— BEGIN Records —

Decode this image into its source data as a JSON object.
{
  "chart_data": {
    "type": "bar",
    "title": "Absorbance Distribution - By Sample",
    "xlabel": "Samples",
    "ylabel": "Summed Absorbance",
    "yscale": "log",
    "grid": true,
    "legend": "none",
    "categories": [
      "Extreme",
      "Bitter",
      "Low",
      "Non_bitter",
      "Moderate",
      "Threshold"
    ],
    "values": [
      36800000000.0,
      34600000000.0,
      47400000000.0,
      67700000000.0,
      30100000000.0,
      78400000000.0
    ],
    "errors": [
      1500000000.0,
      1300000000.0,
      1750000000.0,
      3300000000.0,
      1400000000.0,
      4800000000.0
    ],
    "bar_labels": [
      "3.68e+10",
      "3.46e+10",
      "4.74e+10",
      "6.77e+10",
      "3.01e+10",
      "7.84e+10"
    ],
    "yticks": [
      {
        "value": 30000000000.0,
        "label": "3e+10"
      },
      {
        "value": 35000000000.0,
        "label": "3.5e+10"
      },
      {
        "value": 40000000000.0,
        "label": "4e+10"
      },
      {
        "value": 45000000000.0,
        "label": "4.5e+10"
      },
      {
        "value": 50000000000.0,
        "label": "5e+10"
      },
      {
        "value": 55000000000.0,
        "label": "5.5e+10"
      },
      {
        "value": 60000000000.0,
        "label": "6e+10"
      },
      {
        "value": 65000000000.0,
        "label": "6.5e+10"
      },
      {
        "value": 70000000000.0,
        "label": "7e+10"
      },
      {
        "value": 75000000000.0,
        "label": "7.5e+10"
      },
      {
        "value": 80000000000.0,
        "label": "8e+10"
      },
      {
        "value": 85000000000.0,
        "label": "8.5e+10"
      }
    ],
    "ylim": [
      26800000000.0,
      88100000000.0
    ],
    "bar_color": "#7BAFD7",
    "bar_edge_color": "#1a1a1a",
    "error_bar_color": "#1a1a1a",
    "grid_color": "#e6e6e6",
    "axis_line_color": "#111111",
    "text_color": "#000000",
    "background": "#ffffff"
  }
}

— END Records —

Repeat the data precisely, reproducing every entry.

> The output
Decode this image into its source data as a JSON object.
{
  "chart_data": {
    "type": "bar",
    "title": "Absorbance Distribution - By Sample",
    "xlabel": "Samples",
    "ylabel": "Summed Absorbance",
    "yscale": "log",
    "grid": true,
    "legend": "none",
    "categories": [
      "Extreme",
      "Bitter",
      "Low",
      "Non_bitter",
      "Moderate",
      "Threshold"
    ],
    "values": [
      36800000000.0,
      34600000000.0,
      47400000000.0,
      67700000000.0,
      30100000000.0,
      78400000000.0
    ],
    "errors": [
      1500000000.0,
      1300000000.0,
      1750000000.0,
      3300000000.0,
      1400000000.0,
      4800000000.0
    ],
    "bar_labels": [
      "3.68e+10",
      "3.46e+10",
      "4.74e+10",
      "6.77e+10",
      "3.01e+10",
      "7.84e+10"
    ],
    "yticks": [
      {
        "value": 30000000000.0,
        "label": "3e+10"
      },
      {
        "value": 35000000000.0,
        "label": "3.5e+10"
      },
      {
        "value": 40000000000.0,
        "label": "4e+10"
      },
      {
        "value": 45000000000.0,
        "label": "4.5e+10"
      },
      {
        "value": 50000000000.0,
        "label": "5e+10"
      },
      {
        "value": 55000000000.0,
        "label": "5.5e+10"
      },
      {
        "value": 60000000000.0,
        "label": "6e+10"
      },
      {
        "value": 65000000000.0,
        "label": "6.5e+10"
      },
      {
        "value": 70000000000.0,
        "label": "7e+10"
      },
      {
        "value": 75000000000.0,
        "label": "7.5e+10"
      },
      {
        "value": 80000000000.0,
        "label": "8e+10"
      },
      {
        "value": 85000000000.0,
        "label": "8.5e+10"
      }
    ],
    "ylim": [
      26800000000.0,
      88100000000.0
    ],
    "bar_color": "#7BAFD7",
    "bar_edge_color": "#1a1a1a",
    "error_bar_color": "#1a1a1a",
    "grid_color": "#e6e6e6",
    "axis_line_color": "#111111",
    "text_color": "#000000",
    "background": "#ffffff"
  }
}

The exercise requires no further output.